REQUIREMENT:
Gather, from the data below, each line in which the word "calificaría" occurs.

AVAILABLE DATA:
::::

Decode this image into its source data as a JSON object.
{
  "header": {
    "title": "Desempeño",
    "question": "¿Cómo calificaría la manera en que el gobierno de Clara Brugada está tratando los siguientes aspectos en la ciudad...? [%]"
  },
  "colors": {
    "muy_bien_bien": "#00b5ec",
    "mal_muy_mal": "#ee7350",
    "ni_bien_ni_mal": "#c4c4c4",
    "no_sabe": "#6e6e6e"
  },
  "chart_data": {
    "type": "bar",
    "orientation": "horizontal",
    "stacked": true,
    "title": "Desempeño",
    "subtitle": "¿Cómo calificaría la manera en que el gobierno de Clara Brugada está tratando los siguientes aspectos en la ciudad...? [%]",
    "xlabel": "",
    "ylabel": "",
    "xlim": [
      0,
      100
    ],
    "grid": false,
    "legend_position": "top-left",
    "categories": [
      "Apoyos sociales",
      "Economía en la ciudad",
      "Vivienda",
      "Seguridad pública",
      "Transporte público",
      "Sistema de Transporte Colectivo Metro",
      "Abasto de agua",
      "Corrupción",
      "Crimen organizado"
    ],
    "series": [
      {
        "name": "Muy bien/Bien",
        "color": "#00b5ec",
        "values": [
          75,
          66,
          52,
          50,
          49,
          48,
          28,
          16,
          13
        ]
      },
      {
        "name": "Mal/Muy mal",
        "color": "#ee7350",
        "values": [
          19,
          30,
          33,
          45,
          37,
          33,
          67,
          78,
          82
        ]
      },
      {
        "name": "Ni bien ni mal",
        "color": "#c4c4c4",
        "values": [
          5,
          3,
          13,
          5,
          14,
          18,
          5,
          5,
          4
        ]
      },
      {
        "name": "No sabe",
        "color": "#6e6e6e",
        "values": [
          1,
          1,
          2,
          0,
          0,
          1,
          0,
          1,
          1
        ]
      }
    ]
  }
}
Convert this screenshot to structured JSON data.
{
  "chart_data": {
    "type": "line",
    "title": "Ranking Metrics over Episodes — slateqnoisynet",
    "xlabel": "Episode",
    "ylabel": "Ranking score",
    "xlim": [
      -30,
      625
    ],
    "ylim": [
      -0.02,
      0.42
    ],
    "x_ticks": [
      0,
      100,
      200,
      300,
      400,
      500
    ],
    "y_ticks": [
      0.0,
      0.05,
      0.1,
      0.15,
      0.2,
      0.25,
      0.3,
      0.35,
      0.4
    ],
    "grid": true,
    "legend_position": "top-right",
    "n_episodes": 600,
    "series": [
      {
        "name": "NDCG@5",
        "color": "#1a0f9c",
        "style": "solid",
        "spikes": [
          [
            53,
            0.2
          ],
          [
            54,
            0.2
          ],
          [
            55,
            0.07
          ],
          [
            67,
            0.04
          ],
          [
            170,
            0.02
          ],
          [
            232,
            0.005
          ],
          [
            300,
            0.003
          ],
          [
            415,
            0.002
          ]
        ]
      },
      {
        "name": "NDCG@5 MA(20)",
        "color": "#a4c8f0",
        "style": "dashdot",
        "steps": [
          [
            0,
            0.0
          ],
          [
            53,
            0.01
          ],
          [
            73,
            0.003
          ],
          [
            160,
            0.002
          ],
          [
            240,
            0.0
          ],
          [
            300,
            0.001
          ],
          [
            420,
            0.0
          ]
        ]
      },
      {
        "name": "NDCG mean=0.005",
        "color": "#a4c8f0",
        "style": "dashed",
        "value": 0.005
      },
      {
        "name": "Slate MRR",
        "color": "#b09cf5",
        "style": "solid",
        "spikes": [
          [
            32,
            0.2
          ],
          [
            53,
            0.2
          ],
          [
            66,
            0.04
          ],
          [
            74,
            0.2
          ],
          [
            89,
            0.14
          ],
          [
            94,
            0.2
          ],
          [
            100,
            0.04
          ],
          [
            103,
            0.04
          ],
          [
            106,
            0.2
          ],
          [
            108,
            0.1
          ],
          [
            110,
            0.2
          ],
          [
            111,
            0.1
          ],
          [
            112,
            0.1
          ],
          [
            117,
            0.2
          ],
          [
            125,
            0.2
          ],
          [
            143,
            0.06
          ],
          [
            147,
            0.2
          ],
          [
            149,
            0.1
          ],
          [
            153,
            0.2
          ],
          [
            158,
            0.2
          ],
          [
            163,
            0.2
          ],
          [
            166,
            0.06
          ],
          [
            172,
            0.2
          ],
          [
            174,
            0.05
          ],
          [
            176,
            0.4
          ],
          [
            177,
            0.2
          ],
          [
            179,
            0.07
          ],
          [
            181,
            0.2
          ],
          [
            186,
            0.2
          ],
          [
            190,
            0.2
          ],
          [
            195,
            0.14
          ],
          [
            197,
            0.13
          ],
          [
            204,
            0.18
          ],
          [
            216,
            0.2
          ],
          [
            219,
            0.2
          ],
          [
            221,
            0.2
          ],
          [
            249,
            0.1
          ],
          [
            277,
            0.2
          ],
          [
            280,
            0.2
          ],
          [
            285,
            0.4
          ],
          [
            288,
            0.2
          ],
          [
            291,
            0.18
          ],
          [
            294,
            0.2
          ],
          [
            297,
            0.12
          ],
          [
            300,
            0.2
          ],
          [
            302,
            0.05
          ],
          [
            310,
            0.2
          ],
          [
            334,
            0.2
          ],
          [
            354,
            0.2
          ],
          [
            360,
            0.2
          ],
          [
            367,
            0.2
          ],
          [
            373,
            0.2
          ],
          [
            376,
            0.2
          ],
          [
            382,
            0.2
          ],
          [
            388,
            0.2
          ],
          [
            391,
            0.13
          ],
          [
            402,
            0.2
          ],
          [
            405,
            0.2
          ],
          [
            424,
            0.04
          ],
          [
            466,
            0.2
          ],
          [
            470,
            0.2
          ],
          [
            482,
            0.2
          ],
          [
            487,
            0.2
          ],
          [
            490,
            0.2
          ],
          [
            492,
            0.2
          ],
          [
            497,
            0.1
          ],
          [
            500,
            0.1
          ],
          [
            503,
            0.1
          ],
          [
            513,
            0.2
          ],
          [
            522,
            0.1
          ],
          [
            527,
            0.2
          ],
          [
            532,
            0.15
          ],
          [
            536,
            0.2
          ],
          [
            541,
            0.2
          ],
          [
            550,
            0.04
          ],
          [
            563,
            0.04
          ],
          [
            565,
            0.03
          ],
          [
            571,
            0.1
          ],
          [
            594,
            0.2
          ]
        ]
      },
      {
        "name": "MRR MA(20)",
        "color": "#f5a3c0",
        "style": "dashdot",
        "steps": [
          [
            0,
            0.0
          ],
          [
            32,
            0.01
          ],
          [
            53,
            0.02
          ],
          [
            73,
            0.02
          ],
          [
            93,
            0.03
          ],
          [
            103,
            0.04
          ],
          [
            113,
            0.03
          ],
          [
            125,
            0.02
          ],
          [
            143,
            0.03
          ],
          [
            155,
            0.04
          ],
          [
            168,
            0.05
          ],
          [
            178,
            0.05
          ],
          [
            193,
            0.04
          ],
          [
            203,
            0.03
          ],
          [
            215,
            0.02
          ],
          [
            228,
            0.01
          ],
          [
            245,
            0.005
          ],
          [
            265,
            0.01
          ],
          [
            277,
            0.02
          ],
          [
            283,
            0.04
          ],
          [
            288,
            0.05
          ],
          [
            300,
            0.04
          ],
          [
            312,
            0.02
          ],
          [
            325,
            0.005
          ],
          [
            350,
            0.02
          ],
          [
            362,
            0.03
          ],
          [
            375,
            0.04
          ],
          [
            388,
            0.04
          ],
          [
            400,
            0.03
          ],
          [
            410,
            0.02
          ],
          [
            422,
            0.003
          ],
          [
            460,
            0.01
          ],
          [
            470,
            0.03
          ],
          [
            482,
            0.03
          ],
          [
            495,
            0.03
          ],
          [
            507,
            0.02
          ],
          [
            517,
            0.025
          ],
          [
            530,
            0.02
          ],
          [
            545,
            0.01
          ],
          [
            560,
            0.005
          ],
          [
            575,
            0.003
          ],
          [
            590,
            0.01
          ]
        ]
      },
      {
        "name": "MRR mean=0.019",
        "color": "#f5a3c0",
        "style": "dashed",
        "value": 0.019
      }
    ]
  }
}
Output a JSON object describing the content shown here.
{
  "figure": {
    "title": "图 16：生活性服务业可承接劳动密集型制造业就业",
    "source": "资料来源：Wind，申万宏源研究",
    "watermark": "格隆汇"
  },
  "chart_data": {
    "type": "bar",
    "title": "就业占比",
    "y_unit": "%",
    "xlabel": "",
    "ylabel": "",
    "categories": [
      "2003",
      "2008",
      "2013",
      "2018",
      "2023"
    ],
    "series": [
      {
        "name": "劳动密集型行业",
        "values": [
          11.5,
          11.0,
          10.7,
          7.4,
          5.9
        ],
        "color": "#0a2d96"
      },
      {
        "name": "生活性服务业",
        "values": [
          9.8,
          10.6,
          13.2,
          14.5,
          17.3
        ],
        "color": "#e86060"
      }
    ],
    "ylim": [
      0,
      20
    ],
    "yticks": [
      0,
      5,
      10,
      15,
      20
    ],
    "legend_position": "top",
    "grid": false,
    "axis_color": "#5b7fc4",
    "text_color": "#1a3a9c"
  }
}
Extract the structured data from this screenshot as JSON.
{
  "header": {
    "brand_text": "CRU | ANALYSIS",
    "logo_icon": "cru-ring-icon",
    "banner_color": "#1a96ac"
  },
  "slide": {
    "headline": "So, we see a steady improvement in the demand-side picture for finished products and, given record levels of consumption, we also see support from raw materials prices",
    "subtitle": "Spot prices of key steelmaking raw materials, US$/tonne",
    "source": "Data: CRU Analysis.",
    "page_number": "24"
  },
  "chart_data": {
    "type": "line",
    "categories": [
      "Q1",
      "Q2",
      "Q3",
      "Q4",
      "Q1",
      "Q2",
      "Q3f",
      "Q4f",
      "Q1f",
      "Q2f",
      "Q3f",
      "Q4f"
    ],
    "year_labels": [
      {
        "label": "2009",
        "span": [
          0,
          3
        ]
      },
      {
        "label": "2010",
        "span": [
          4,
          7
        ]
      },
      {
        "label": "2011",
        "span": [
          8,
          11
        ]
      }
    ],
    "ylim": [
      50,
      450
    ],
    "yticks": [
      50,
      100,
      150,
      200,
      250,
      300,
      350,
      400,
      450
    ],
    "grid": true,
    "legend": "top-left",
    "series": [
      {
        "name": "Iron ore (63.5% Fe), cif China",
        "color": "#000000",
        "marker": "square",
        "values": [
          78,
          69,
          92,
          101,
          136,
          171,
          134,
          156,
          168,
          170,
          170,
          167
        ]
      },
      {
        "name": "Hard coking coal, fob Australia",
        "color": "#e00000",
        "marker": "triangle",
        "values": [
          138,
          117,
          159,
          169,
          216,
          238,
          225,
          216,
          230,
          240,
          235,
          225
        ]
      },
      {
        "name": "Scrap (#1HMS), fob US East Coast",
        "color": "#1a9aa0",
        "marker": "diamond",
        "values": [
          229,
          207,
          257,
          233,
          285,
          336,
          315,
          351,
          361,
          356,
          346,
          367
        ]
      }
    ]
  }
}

::::

FINAL ANSWER:
    "question": "¿Cómo calificaría la manera en que el gobierno de Clara Brugada está tratando los siguientes aspectos en la ciudad...? [%]"
    "subtitle": "¿Cómo calificaría la manera en que el gobierno de Clara Brugada está tratando los siguientes aspectos en la ciudad...? [%]",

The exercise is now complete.